═════ Stored rows ═════
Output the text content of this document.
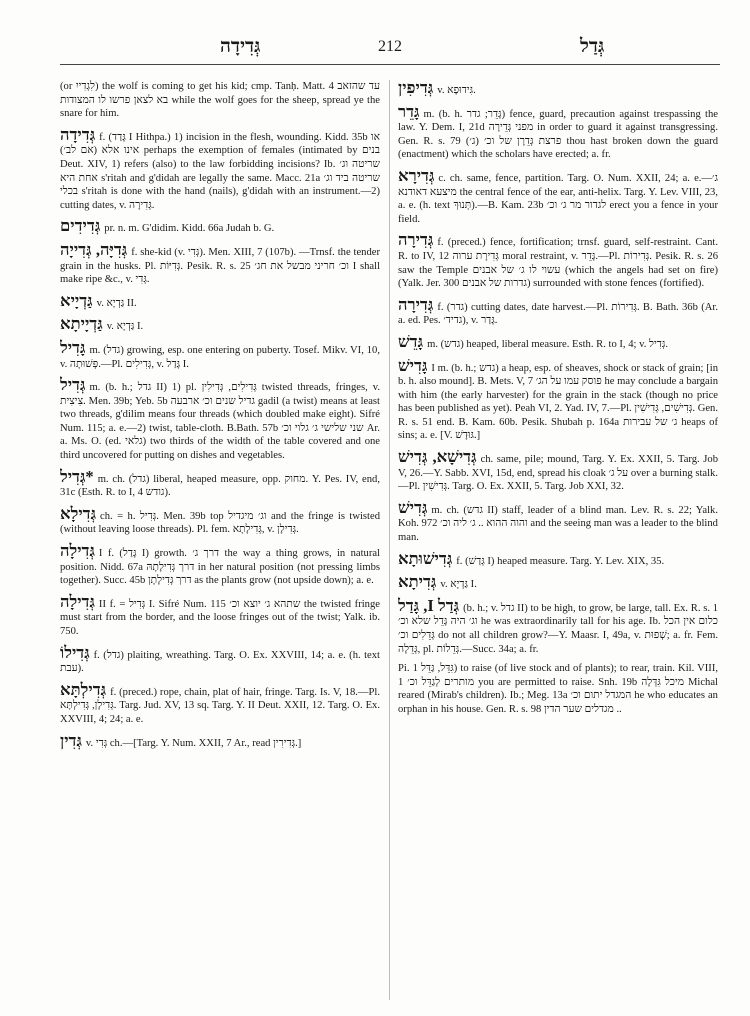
גְּדִידָה	212	גְּדַל
(or לִגְדִייִ) the wolf is coming to get his kid; cmp. Tanḥ. Matt. 4 עד שהזאב בא לצאן פרשו לו המצודות while the wolf goes for the sheep, spread ye the snare for him.
גְּדִידָה f. (גָּדַד I Hithpa.) 1) incision in the flesh, wounding. Kidd. 35b או אינו אלא (אם לב׳) perhaps the exemption of females (intimated by בנים Deut. XIV, 1) refers (also) to the law forbidding incisions? Ib. שריטה וג׳ אחת היא s'ritah and g'didah are legally the same. Macc. 21a שריטה ביד וג׳ בכלי s'ritah is done with the hand (nails), g'didah with an instrument.—2) cutting dates, v. גְּדִירָה.
גְּדִידִים pr. n. m. G'didim. Kidd. 66a Judah b. G.
גְּדִיָּה, גְּדִייָה f. she-kid (v. גְּדִי). Men. XIII, 7 (107b). —Trnsf. the tender grain in the husks. Pl. גְּדִיּוֹת. Pesik. R. s. 25 וכ׳ חריני מבשל את חג׳ I shall make ripe &c., v. גְּדִי.
גַּדְיָיא v. גַּדְיָא II.
גַּדְיָיתָא v. גַּדְיָא I.
גָּדִיל m. (גדל) growing, esp. one entering on puberty. Tosef. Mikv. VI, 10, v. פְּשׁוּתָה.—Pl. גְּדִילִים, v. גָּדַל I.
גְּדִיל m. (b. h.; גדל II) 1) pl. גְּדִילִים, גְּדִילִין twisted threads, fringes, v. צִיצִית. Men. 39b; Yeb. 5b גדיל שנים וכ׳ ארבעה gadil (a twist) means at least two threads, g'dilim means four threads (which doubled make eight). Sifré Num. 115; a. e.—2) twist, table-cloth. B.Bath. 57b שני שלישי ג׳ גלוי וכ׳ Ar. a. Ms. O. (ed. גלאי) two thirds of the width of the table covered and one third uncovered for putting on dishes and vegetables.
*גְּדִיל m. ch. (גדל) liberal, heaped measure, opp. מחוק. Y. Pes. IV, end, 31c (Esth. R. to I, 4 גודש).
גְּדִילָא ch. = h. גְּדִיל. Men. 39b top וג׳ מיגדיל and the fringe is twisted (without leaving loose threads). Pl. fem. גְּדִילָתָא, v. גְּדִילָן.
גְּדִילָה I f. (גָּדַל I) growth. דרך ג׳ the way a thing grows, in natural position. Nidd. 67a דרך גְּדִילָתָהּ in her natural position (not pressing limbs together). Succ. 45b דרך גְּדִילָתָן as the plants grow (not upside down); a. e.
גְּדִילָה II f. = גְּדִיל I. Sifré Num. 115 שתהא ג׳ יוצא וכ׳ the twisted fringe must start from the border, and the loose fringes out of the twist; Yalk. ib. 750.
גְּדִילוֹ f. (גדל) plaiting, wreathing. Targ. O. Ex. XXVIII, 14; a. e. (h. text עבת).
גְּדִילְתָּא f. (preced.) rope, chain, plat of hair, fringe. Targ. Is. V, 18.—Pl. גְּדִילָן, גְּדִילְתָּא. Targ. Jud. XV, 13 sq. Targ. Y. II Deut. XXII, 12. Targ. O. Ex. XXVIII, 4; 24; a. e.
גְּדִין v. גְּדִי ch.—[Targ. Y. Num. XXII, 7 Ar., read גְּדִירִין.]
גְּדִיפִין v. גִּידוּפָא.
גָּדֵר m. (b. h. גָּדֵר; גדר) fence, guard, precaution against trespassing the law. Y. Dem. I, 21d מפני גְּדֵירָה in order to guard it against transgressing. Gen. R. s. 79 (ג׳) פרצת גְּדֵרָן של וכ׳ thou hast broken down the guard (enactment) which the scholars have erected; a. fr.
גְּדִירָא c. ch. same, fence, partition. Targ. O. Num. XXII, 24; a. e.—ג׳ מיצעא דאודנא the central fence of the ear, anti-helix. Targ. Y. Lev. VIII, 23, a. e. (h. text תְּנוּךְ).—B. Kam. 23b לגדור מר ג׳ וכ׳ erect you a fence in your field.
גְּדִירָה f. (preced.) fence, fortification; trnsf. guard, self-restraint. Cant. R. to IV, 12 גְּדִירָת ערוה moral restraint, v. גָּדֵר.—Pl. גְּדִירוֹת. Pesik. R. s. 26 saw the Temple עשוי לו ג׳ של אבנים (which the angels had set on fire) (Yalk. Jer. 300 גדרות של אבנים) surrounded with stone fences (fortified).
גְּדִירָה f. (גדר) cutting dates, date harvest.—Pl. גְּדִירוֹת. B. Bath. 36b (Ar. a. ed. Pes. גדיד׳), v. גָּדַר.
גָּדֵשׁ m. (גדש) heaped, liberal measure. Esth. R. to I, 4; v. גְּדִיל.
גָּדִישׁ I m. (b. h.; גדש) a heap, esp. of sheaves, shock or stack of grain; [in b. h. also mound]. B. Mets. V, 7 פוסק עמו על הג׳ he may conclude a bargain with him (the early harvester) for the grain in the stack (though no price has been published as yet). Peah VI, 2. Yad. IV, 7.—Pl. גְּדִישִׁים, גְּדִישִׁין. Gen. R. s. 51 end. B. Kam. 60b. Pesik. Shubah p. 164a ג׳ של עבירות heaps of sins; a. e. [V. גּוּדָשׁ.]
גְּדִישָׁא, גְּדִישׁ ch. same, pile; mound, Targ. Y. Ex. XXII, 5. Targ. Job V, 26.—Y. Sabb. XVI, 15d, end, spread his cloak על ג׳ over a burning stalk.—Pl. גְּדִישִׁין. Targ. O. Ex. XXII, 5. Targ. Job XXI, 32.
גְּדִישׁ m. ch. (גדש II) staff, leader of a blind man. Lev. R. s. 22; Yalk. Koh. 972 והוה ההוא .. ג׳ ליה וכ׳ and the seeing man was a leader to the blind man.
גְּדִישׁוּתָא f. (גְּדַשׁ I) heaped measure. Targ. Y. Lev. XIX, 35.
גְּדִיתָא v. גַּדְיָא I.
גְּדַל I, גָּדַל (b. h.; v. גדל II) to be high, to grow, be large, tall. Ex. R. s. 1 וג׳ היה גָּדֵל שלא וכ׳ he was extraordinarily tall for his age. Ib. כלום אין הכל גְּדֵלִים וכ׳ do not all children grow?—Y. Maasr. I, 49a, v. שְׁפוּת; a. fr. Fem. גְּדֵלָה, pl. גְּדֵלוֹת.—Succ. 34a; a. fr.
Pi. גִּדֵּל, גַּדֵּל 1) to raise (of live stock and of plants); to rear, train. Kil. VIII, 1 מותרים לְגַדֵּל וכ׳ you are permitted to raise. Snh. 19b מיכל גִּדְּלָה Michal reared (Mirab's children). Ib.; Meg. 13a המגדל יתום וכ׳ he who educates an orphan in his house. Gen. R. s. 98 מגדלים שער הדין ..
═════
**Task to carry out:**
Output the full set of records above without changing a word, and drop the images.

**The completed task:**
Output the text content of this document.
גְּדִידָה	212	גְּדַל
(or לִגְדִייִ) the wolf is coming to get his kid; cmp. Tanḥ. Matt. 4 עד שהזאב בא לצאן פרשו לו המצודות while the wolf goes for the sheep, spread ye the snare for him.
גְּדִידָה f. (גָּדַד I Hithpa.) 1) incision in the flesh, wounding. Kidd. 35b או אינו אלא (אם לב׳) perhaps the exemption of females (intimated by בנים Deut. XIV, 1) refers (also) to the law forbidding incisions? Ib. שריטה וג׳ אחת היא s'ritah and g'didah are legally the same. Macc. 21a שריטה ביד וג׳ בכלי s'ritah is done with the hand (nails), g'didah with an instrument.—2) cutting dates, v. גְּדִירָה.
גְּדִידִים pr. n. m. G'didim. Kidd. 66a Judah b. G.
גְּדִיָּה, גְּדִייָה f. she-kid (v. גְּדִי). Men. XIII, 7 (107b). —Trnsf. the tender grain in the husks. Pl. גְּדִיּוֹת. Pesik. R. s. 25 וכ׳ חריני מבשל את חג׳ I shall make ripe &c., v. גְּדִי.
גַּדְיָיא v. גַּדְיָא II.
גַּדְיָיתָא v. גַּדְיָא I.
גָּדִיל m. (גדל) growing, esp. one entering on puberty. Tosef. Mikv. VI, 10, v. פְּשׁוּתָה.—Pl. גְּדִילִים, v. גָּדַל I.
גְּדִיל m. (b. h.; גדל II) 1) pl. גְּדִילִים, גְּדִילִין twisted threads, fringes, v. צִיצִית. Men. 39b; Yeb. 5b גדיל שנים וכ׳ ארבעה gadil (a twist) means at least two threads, g'dilim means four threads (which doubled make eight). Sifré Num. 115; a. e.—2) twist, table-cloth. B.Bath. 57b שני שלישי ג׳ גלוי וכ׳ Ar. a. Ms. O. (ed. גלאי) two thirds of the width of the table covered and one third uncovered for putting on dishes and vegetables.
*גְּדִיל m. ch. (גדל) liberal, heaped measure, opp. מחוק. Y. Pes. IV, end, 31c (Esth. R. to I, 4 גודש).
גְּדִילָא ch. = h. גְּדִיל. Men. 39b top וג׳ מיגדיל and the fringe is twisted (without leaving loose threads). Pl. fem. גְּדִילָתָא, v. גְּדִילָן.
גְּדִילָה I f. (גָּדַל I) growth. דרך ג׳ the way a thing grows, in natural position. Nidd. 67a דרך גְּדִילָתָהּ in her natural position (not pressing limbs together). Succ. 45b דרך גְּדִילָתָן as the plants grow (not upside down); a. e.
גְּדִילָה II f. = גְּדִיל I. Sifré Num. 115 שתהא ג׳ יוצא וכ׳ the twisted fringe must start from the border, and the loose fringes out of the twist; Yalk. ib. 750.
גְּדִילוֹ f. (גדל) plaiting, wreathing. Targ. O. Ex. XXVIII, 14; a. e. (h. text עבת).
גְּדִילְתָּא f. (preced.) rope, chain, plat of hair, fringe. Targ. Is. V, 18.—Pl. גְּדִילָן, גְּדִילְתָּא. Targ. Jud. XV, 13 sq. Targ. Y. II Deut. XXII, 12. Targ. O. Ex. XXVIII, 4; 24; a. e.
גְּדִין v. גְּדִי ch.—[Targ. Y. Num. XXII, 7 Ar., read גְּדִירִין.]
גְּדִיפִין v. גִּידוּפָא.
גָּדֵר m. (b. h. גָּדֵר; גדר) fence, guard, precaution against trespassing the law. Y. Dem. I, 21d מפני גְּדֵירָה in order to guard it against transgressing. Gen. R. s. 79 (ג׳) פרצת גְּדֵרָן של וכ׳ thou hast broken down the guard (enactment) which the scholars have erected; a. fr.
גְּדִירָא c. ch. same, fence, partition. Targ. O. Num. XXII, 24; a. e.—ג׳ מיצעא דאודנא the central fence of the ear, anti-helix. Targ. Y. Lev. VIII, 23, a. e. (h. text תְּנוּךְ).—B. Kam. 23b לגדור מר ג׳ וכ׳ erect you a fence in your field.
גְּדִירָה f. (preced.) fence, fortification; trnsf. guard, self-restraint. Cant. R. to IV, 12 גְּדִירָת ערוה moral restraint, v. גָּדֵר.—Pl. גְּדִירוֹת. Pesik. R. s. 26 saw the Temple עשוי לו ג׳ של אבנים (which the angels had set on fire) (Yalk. Jer. 300 גדרות של אבנים) surrounded with stone fences (fortified).
גְּדִירָה f. (גדר) cutting dates, date harvest.—Pl. גְּדִירוֹת. B. Bath. 36b (Ar. a. ed. Pes. גדיד׳), v. גָּדַר.
גָּדֵשׁ m. (גדש) heaped, liberal measure. Esth. R. to I, 4; v. גְּדִיל.
גָּדִישׁ I m. (b. h.; גדש) a heap, esp. of sheaves, shock or stack of grain; [in b. h. also mound]. B. Mets. V, 7 פוסק עמו על הג׳ he may conclude a bargain with him (the early harvester) for the grain in the stack (though no price has been published as yet). Peah VI, 2. Yad. IV, 7.—Pl. גְּדִישִׁים, גְּדִישִׁין. Gen. R. s. 51 end. B. Kam. 60b. Pesik. Shubah p. 164a ג׳ של עבירות heaps of sins; a. e. [V. גּוּדָשׁ.]
גְּדִישָׁא, גְּדִישׁ ch. same, pile; mound, Targ. Y. Ex. XXII, 5. Targ. Job V, 26.—Y. Sabb. XVI, 15d, end, spread his cloak על ג׳ over a burning stalk.—Pl. גְּדִישִׁין. Targ. O. Ex. XXII, 5. Targ. Job XXI, 32.
גְּדִישׁ m. ch. (גדש II) staff, leader of a blind man. Lev. R. s. 22; Yalk. Koh. 972 והוה ההוא .. ג׳ ליה וכ׳ and the seeing man was a leader to the blind man.
גְּדִישׁוּתָא f. (גְּדַשׁ I) heaped measure. Targ. Y. Lev. XIX, 35.
גְּדִיתָא v. גַּדְיָא I.
גְּדַל I, גָּדַל (b. h.; v. גדל II) to be high, to grow, be large, tall. Ex. R. s. 1 וג׳ היה גָּדֵל שלא וכ׳ he was extraordinarily tall for his age. Ib. כלום אין הכל גְּדֵלִים וכ׳ do not all children grow?—Y. Maasr. I, 49a, v. שְׁפוּת; a. fr. Fem. גְּדֵלָה, pl. גְּדֵלוֹת.—Succ. 34a; a. fr.
Pi. גִּדֵּל, גַּדֵּל 1) to raise (of live stock and of plants); to rear, train. Kil. VIII, 1 מותרים לְגַדֵּל וכ׳ you are permitted to raise. Snh. 19b מיכל גִּדְּלָה Michal reared (Mirab's children). Ib.; Meg. 13a המגדל יתום וכ׳ he who educates an orphan in his house. Gen. R. s. 98 מגדלים שער הדין ..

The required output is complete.